Goal: Copy each line of the listing below exactly.

Data excerpts:
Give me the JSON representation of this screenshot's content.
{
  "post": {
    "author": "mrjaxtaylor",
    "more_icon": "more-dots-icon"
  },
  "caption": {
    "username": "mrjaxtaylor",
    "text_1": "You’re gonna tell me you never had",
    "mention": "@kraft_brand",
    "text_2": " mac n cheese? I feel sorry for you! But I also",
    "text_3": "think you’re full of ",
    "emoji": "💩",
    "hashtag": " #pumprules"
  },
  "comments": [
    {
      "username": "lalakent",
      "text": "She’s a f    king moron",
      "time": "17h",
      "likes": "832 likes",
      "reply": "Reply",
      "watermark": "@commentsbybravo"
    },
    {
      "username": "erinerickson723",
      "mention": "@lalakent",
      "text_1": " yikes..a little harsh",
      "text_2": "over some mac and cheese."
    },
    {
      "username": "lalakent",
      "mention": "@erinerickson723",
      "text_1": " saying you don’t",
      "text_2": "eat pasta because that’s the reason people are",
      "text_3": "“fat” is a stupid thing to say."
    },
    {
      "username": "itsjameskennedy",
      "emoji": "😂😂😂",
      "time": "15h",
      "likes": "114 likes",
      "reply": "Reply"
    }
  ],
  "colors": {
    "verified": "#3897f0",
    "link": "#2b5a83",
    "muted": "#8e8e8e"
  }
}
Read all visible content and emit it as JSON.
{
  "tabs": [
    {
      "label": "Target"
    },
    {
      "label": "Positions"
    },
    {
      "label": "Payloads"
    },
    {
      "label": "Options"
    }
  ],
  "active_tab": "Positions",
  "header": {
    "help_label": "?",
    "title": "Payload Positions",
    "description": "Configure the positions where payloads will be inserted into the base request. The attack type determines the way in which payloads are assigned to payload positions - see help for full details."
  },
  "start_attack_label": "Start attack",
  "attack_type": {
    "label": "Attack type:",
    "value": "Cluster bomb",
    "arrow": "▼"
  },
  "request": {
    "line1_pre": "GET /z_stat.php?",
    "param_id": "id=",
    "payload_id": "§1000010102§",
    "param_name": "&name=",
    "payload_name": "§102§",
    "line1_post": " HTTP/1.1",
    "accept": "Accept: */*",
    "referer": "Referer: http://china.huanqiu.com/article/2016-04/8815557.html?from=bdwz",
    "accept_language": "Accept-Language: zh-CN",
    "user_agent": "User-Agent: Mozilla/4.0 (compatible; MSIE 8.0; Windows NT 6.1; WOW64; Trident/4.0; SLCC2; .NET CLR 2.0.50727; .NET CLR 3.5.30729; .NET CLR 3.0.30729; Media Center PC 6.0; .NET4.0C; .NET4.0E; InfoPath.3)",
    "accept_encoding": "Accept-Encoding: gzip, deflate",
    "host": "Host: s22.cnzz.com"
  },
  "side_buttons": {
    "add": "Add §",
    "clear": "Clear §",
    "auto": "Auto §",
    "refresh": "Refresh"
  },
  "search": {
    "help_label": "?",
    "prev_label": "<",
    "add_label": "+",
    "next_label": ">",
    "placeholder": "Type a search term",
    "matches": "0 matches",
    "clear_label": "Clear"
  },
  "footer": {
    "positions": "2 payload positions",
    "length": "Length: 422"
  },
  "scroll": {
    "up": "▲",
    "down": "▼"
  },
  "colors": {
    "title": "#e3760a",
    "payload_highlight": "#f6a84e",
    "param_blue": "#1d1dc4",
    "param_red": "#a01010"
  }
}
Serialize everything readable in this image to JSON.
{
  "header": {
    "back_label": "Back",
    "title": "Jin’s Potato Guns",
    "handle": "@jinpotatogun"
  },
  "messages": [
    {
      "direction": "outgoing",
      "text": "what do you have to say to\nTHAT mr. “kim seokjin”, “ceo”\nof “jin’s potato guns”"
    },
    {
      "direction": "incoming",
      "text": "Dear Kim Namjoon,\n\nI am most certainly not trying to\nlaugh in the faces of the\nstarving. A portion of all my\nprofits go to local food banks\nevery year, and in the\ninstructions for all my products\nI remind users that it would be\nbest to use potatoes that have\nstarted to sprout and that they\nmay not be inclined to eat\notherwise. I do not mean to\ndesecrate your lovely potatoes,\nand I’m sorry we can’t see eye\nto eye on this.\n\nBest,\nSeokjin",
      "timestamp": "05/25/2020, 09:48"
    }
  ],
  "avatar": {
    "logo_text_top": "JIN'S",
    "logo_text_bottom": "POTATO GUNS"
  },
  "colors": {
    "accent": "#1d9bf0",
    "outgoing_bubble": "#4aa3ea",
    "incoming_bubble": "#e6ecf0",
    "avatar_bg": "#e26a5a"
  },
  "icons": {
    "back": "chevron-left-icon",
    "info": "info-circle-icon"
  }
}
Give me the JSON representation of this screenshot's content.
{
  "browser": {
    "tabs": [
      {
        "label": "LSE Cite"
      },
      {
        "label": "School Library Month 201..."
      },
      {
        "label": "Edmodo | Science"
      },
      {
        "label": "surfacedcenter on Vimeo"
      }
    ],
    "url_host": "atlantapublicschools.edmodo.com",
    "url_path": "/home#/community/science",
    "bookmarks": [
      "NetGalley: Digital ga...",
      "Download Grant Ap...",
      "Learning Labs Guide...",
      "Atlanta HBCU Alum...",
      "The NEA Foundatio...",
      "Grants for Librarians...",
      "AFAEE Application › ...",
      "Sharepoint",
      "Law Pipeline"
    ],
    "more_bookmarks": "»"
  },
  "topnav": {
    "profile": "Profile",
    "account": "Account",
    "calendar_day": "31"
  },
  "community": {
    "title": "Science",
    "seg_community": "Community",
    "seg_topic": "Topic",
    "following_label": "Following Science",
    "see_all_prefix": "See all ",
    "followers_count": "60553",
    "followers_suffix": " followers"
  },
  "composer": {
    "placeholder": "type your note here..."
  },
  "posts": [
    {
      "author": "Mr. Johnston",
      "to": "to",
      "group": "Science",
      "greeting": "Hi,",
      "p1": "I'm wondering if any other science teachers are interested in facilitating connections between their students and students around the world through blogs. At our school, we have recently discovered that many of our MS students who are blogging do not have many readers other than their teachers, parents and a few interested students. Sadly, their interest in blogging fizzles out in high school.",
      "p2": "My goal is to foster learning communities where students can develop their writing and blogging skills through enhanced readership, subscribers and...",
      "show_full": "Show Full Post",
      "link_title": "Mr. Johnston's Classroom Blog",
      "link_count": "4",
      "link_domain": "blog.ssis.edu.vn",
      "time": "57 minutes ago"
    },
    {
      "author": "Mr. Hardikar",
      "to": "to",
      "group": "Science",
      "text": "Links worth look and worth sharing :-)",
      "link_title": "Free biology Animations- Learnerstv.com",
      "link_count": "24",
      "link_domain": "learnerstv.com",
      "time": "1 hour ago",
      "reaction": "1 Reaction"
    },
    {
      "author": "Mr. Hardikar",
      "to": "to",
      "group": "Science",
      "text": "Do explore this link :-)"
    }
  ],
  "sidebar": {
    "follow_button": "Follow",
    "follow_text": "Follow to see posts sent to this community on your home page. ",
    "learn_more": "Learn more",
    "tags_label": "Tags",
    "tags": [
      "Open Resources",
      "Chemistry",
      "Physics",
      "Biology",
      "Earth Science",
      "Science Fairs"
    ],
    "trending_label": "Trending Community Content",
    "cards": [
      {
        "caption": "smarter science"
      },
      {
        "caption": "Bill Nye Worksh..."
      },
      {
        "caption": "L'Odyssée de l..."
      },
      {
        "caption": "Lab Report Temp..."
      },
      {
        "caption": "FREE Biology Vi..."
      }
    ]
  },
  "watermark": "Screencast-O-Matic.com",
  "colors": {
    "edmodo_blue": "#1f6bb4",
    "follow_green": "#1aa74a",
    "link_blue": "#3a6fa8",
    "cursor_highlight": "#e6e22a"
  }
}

Solved problem:
Give me the JSON representation of this screenshot's content.
{
  "post": {
    "author": "mrjaxtaylor",
    "more_icon": "more-dots-icon"
  },
  "caption": {
    "username": "mrjaxtaylor",
    "text_1": "You’re gonna tell me you never had",
    "mention": "@kraft_brand",
    "text_2": " mac n cheese? I feel sorry for you! But I also",
    "text_3": "think you’re full of ",
    "emoji": "💩",
    "hashtag": " #pumprules"
  },
  "comments": [
    {
      "username": "lalakent",
      "text": "She’s a f    king moron",
      "time": "17h",
      "likes": "832 likes",
      "reply": "Reply",
      "watermark": "@commentsbybravo"
    },
    {
      "username": "erinerickson723",
      "mention": "@lalakent",
      "text_1": " yikes..a little harsh",
      "text_2": "over some mac and cheese."
    },
    {
      "username": "lalakent",
      "mention": "@erinerickson723",
      "text_1": " saying you don’t",
      "text_2": "eat pasta because that’s the reason people are",
      "text_3": "“fat” is a stupid thing to say."
    },
    {
      "username": "itsjameskennedy",
      "emoji": "😂😂😂",
      "time": "15h",
      "likes": "114 likes",
      "reply": "Reply"
    }
  ],
  "colors": {
    "verified": "#3897f0",
    "link": "#2b5a83",
    "muted": "#8e8e8e"
  }
}
Read all visible content and emit it as JSON.
{
  "tabs": [
    {
      "label": "Target"
    },
    {
      "label": "Positions"
    },
    {
      "label": "Payloads"
    },
    {
      "label": "Options"
    }
  ],
  "active_tab": "Positions",
  "header": {
    "help_label": "?",
    "title": "Payload Positions",
    "description": "Configure the positions where payloads will be inserted into the base request. The attack type determines the way in which payloads are assigned to payload positions - see help for full details."
  },
  "start_attack_label": "Start attack",
  "attack_type": {
    "label": "Attack type:",
    "value": "Cluster bomb",
    "arrow": "▼"
  },
  "request": {
    "line1_pre": "GET /z_stat.php?",
    "param_id": "id=",
    "payload_id": "§1000010102§",
    "param_name": "&name=",
    "payload_name": "§102§",
    "line1_post": " HTTP/1.1",
    "accept": "Accept: */*",
    "referer": "Referer: http://china.huanqiu.com/article/2016-04/8815557.html?from=bdwz",
    "accept_language": "Accept-Language: zh-CN",
    "user_agent": "User-Agent: Mozilla/4.0 (compatible; MSIE 8.0; Windows NT 6.1; WOW64; Trident/4.0; SLCC2; .NET CLR 2.0.50727; .NET CLR 3.5.30729; .NET CLR 3.0.30729; Media Center PC 6.0; .NET4.0C; .NET4.0E; InfoPath.3)",
    "accept_encoding": "Accept-Encoding: gzip, deflate",
    "host": "Host: s22.cnzz.com"
  },
  "side_buttons": {
    "add": "Add §",
    "clear": "Clear §",
    "auto": "Auto §",
    "refresh": "Refresh"
  },
  "search": {
    "help_label": "?",
    "prev_label": "<",
    "add_label": "+",
    "next_label": ">",
    "placeholder": "Type a search term",
    "matches": "0 matches",
    "clear_label": "Clear"
  },
  "footer": {
    "positions": "2 payload positions",
    "length": "Length: 422"
  },
  "scroll": {
    "up": "▲",
    "down": "▼"
  },
  "colors": {
    "title": "#e3760a",
    "payload_highlight": "#f6a84e",
    "param_blue": "#1d1dc4",
    "param_red": "#a01010"
  }
}
Serialize everything readable in this image to JSON.
{
  "header": {
    "back_label": "Back",
    "title": "Jin’s Potato Guns",
    "handle": "@jinpotatogun"
  },
  "messages": [
    {
      "direction": "outgoing",
      "text": "what do you have to say to\nTHAT mr. “kim seokjin”, “ceo”\nof “jin’s potato guns”"
    },
    {
      "direction": "incoming",
      "text": "Dear Kim Namjoon,\n\nI am most certainly not trying to\nlaugh in the faces of the\nstarving. A portion of all my\nprofits go to local food banks\nevery year, and in the\ninstructions for all my products\nI remind users that it would be\nbest to use potatoes that have\nstarted to sprout and that they\nmay not be inclined to eat\notherwise. I do not mean to\ndesecrate your lovely potatoes,\nand I’m sorry we can’t see eye\nto eye on this.\n\nBest,\nSeokjin",
      "timestamp": "05/25/2020, 09:48"
    }
  ],
  "avatar": {
    "logo_text_top": "JIN'S",
    "logo_text_bottom": "POTATO GUNS"
  },
  "colors": {
    "accent": "#1d9bf0",
    "outgoing_bubble": "#4aa3ea",
    "incoming_bubble": "#e6ecf0",
    "avatar_bg": "#e26a5a"
  },
  "icons": {
    "back": "chevron-left-icon",
    "info": "info-circle-icon"
  }
}
Give me the JSON representation of this screenshot's content.
{
  "browser": {
    "tabs": [
      {
        "label": "LSE Cite"
      },
      {
        "label": "School Library Month 201..."
      },
      {
        "label": "Edmodo | Science"
      },
      {
        "label": "surfacedcenter on Vimeo"
      }
    ],
    "url_host": "atlantapublicschools.edmodo.com",
    "url_path": "/home#/community/science",
    "bookmarks": [
      "NetGalley: Digital ga...",
      "Download Grant Ap...",
      "Learning Labs Guide...",
      "Atlanta HBCU Alum...",
      "The NEA Foundatio...",
      "Grants for Librarians...",
      "AFAEE Application › ...",
      "Sharepoint",
      "Law Pipeline"
    ],
    "more_bookmarks": "»"
  },
  "topnav": {
    "profile": "Profile",
    "account": "Account",
    "calendar_day": "31"
  },
  "community": {
    "title": "Science",
    "seg_community": "Community",
    "seg_topic": "Topic",
    "following_label": "Following Science",
    "see_all_prefix": "See all ",
    "followers_count": "60553",
    "followers_suffix": " followers"
  },
  "composer": {
    "placeholder": "type your note here..."
  },
  "posts": [
    {
      "author": "Mr. Johnston",
      "to": "to",
      "group": "Science",
      "greeting": "Hi,",
      "p1": "I'm wondering if any other science teachers are interested in facilitating connections between their students and students around the world through blogs. At our school, we have recently discovered that many of our MS students who are blogging do not have many readers other than their teachers, parents and a few interested students. Sadly, their interest in blogging fizzles out in high school.",
      "p2": "My goal is to foster learning communities where students can develop their writing and blogging skills through enhanced readership, subscribers and...",
      "show_full": "Show Full Post",
      "link_title": "Mr. Johnston's Classroom Blog",
      "link_count": "4",
      "link_domain": "blog.ssis.edu.vn",
      "time": "57 minutes ago"
    },
    {
      "author": "Mr. Hardikar",
      "to": "to",
      "group": "Science",
      "text": "Links worth look and worth sharing :-)",
      "link_title": "Free biology Animations- Learnerstv.com",
      "link_count": "24",
      "link_domain": "learnerstv.com",
      "time": "1 hour ago",
      "reaction": "1 Reaction"
    },
    {
      "author": "Mr. Hardikar",
      "to": "to",
      "group": "Science",
      "text": "Do explore this link :-)"
    }
  ],
  "sidebar": {
    "follow_button": "Follow",
    "follow_text": "Follow to see posts sent to this community on your home page. ",
    "learn_more": "Learn more",
    "tags_label": "Tags",
    "tags": [
      "Open Resources",
      "Chemistry",
      "Physics",
      "Biology",
      "Earth Science",
      "Science Fairs"
    ],
    "trending_label": "Trending Community Content",
    "cards": [
      {
        "caption": "smarter science"
      },
      {
        "caption": "Bill Nye Worksh..."
      },
      {
        "caption": "L'Odyssée de l..."
      },
      {
        "caption": "Lab Report Temp..."
      },
      {
        "caption": "FREE Biology Vi..."
      }
    ]
  },
  "watermark": "Screencast-O-Matic.com",
  "colors": {
    "edmodo_blue": "#1f6bb4",
    "follow_green": "#1aa74a",
    "link_blue": "#3a6fa8",
    "cursor_highlight": "#e6e22a"
  }
}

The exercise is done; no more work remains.